[Data records]
** Begin **
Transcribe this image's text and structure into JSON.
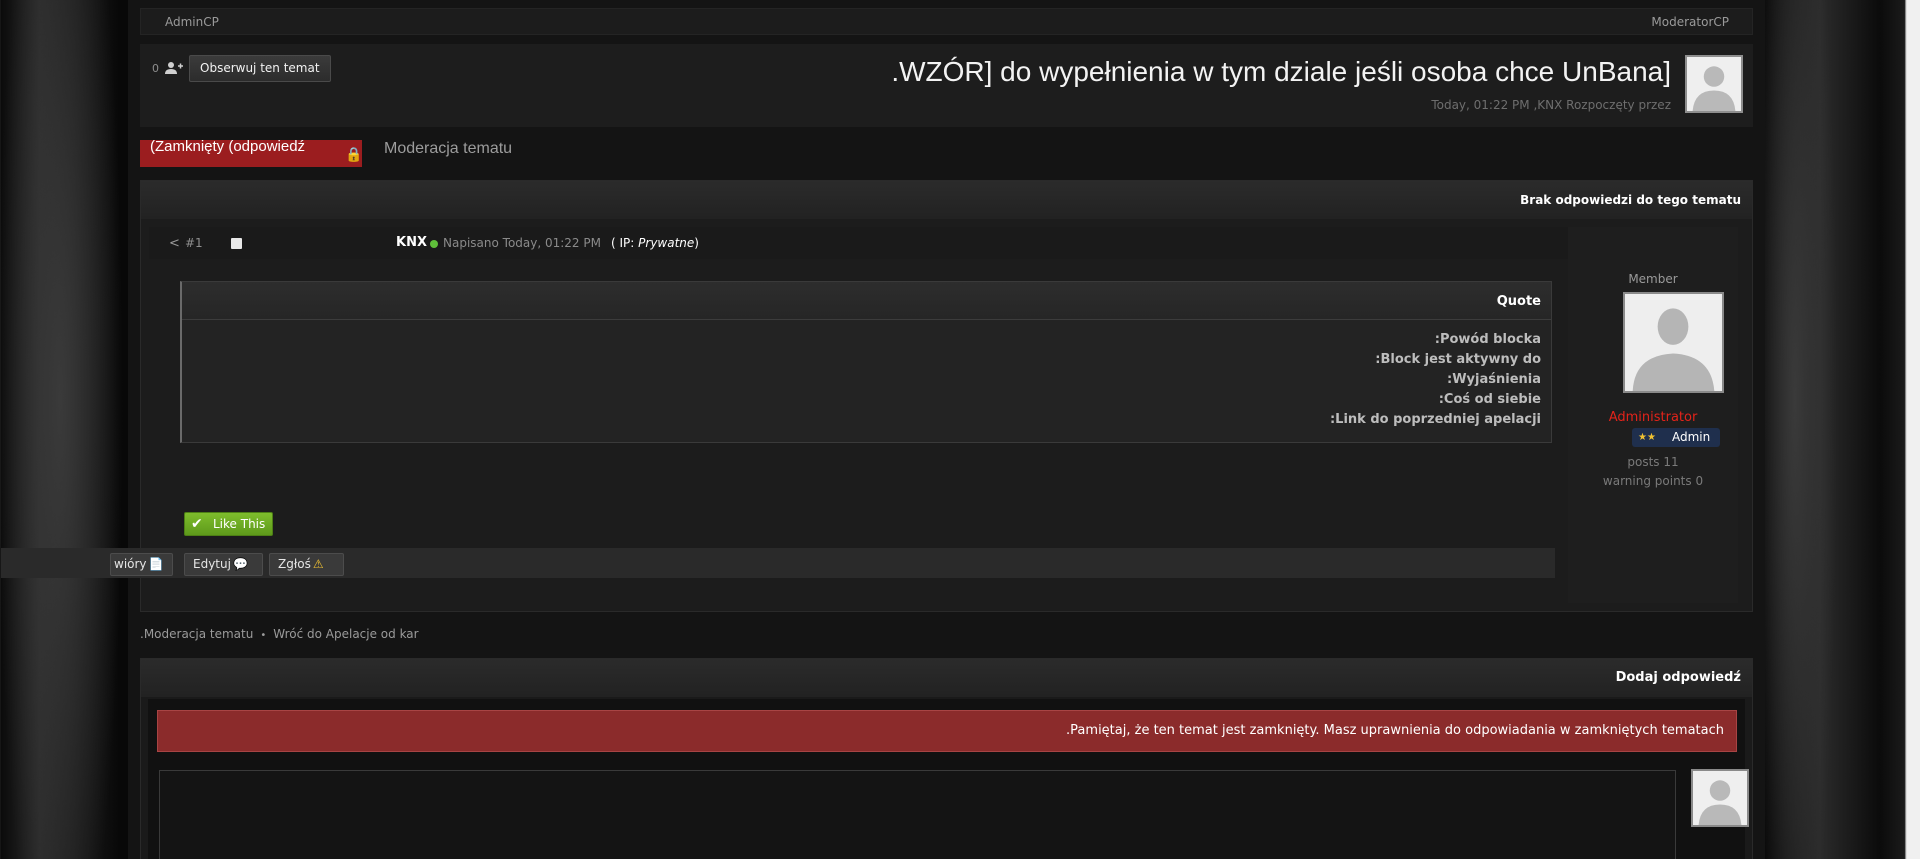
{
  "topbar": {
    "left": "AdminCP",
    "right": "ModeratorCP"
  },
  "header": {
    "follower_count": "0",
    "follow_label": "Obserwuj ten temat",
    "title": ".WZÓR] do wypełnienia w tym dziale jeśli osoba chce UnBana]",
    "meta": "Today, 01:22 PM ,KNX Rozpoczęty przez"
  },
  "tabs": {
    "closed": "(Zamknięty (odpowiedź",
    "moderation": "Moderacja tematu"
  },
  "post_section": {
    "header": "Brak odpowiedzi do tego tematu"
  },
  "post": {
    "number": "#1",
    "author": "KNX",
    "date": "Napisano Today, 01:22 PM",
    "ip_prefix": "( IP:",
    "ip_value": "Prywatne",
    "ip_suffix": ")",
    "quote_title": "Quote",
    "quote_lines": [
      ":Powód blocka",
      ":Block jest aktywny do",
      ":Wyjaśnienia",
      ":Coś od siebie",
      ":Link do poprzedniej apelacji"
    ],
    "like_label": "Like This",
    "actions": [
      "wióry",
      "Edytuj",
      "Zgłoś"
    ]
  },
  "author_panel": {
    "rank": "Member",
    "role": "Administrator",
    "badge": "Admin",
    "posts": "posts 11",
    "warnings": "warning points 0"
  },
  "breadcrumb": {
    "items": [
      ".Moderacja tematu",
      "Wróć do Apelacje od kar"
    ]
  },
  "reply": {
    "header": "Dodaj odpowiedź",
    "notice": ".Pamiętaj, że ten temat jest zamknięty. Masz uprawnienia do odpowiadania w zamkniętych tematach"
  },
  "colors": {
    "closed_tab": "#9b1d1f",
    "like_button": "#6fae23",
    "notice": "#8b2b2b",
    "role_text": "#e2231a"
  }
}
** End **
• **Written problem**
Your task is to return the entries above exactly, with no pictures.

• **Solution to the problem**
Transcribe this image's text and structure into JSON.
{
  "topbar": {
    "left": "AdminCP",
    "right": "ModeratorCP"
  },
  "header": {
    "follower_count": "0",
    "follow_label": "Obserwuj ten temat",
    "title": ".WZÓR] do wypełnienia w tym dziale jeśli osoba chce UnBana]",
    "meta": "Today, 01:22 PM ,KNX Rozpoczęty przez"
  },
  "tabs": {
    "closed": "(Zamknięty (odpowiedź",
    "moderation": "Moderacja tematu"
  },
  "post_section": {
    "header": "Brak odpowiedzi do tego tematu"
  },
  "post": {
    "number": "#1",
    "author": "KNX",
    "date": "Napisano Today, 01:22 PM",
    "ip_prefix": "( IP:",
    "ip_value": "Prywatne",
    "ip_suffix": ")",
    "quote_title": "Quote",
    "quote_lines": [
      ":Powód blocka",
      ":Block jest aktywny do",
      ":Wyjaśnienia",
      ":Coś od siebie",
      ":Link do poprzedniej apelacji"
    ],
    "like_label": "Like This",
    "actions": [
      "wióry",
      "Edytuj",
      "Zgłoś"
    ]
  },
  "author_panel": {
    "rank": "Member",
    "role": "Administrator",
    "badge": "Admin",
    "posts": "posts 11",
    "warnings": "warning points 0"
  },
  "breadcrumb": {
    "items": [
      ".Moderacja tematu",
      "Wróć do Apelacje od kar"
    ]
  },
  "reply": {
    "header": "Dodaj odpowiedź",
    "notice": ".Pamiętaj, że ten temat jest zamknięty. Masz uprawnienia do odpowiadania w zamkniętych tematach"
  },
  "colors": {
    "closed_tab": "#9b1d1f",
    "like_button": "#6fae23",
    "notice": "#8b2b2b",
    "role_text": "#e2231a"
  }
}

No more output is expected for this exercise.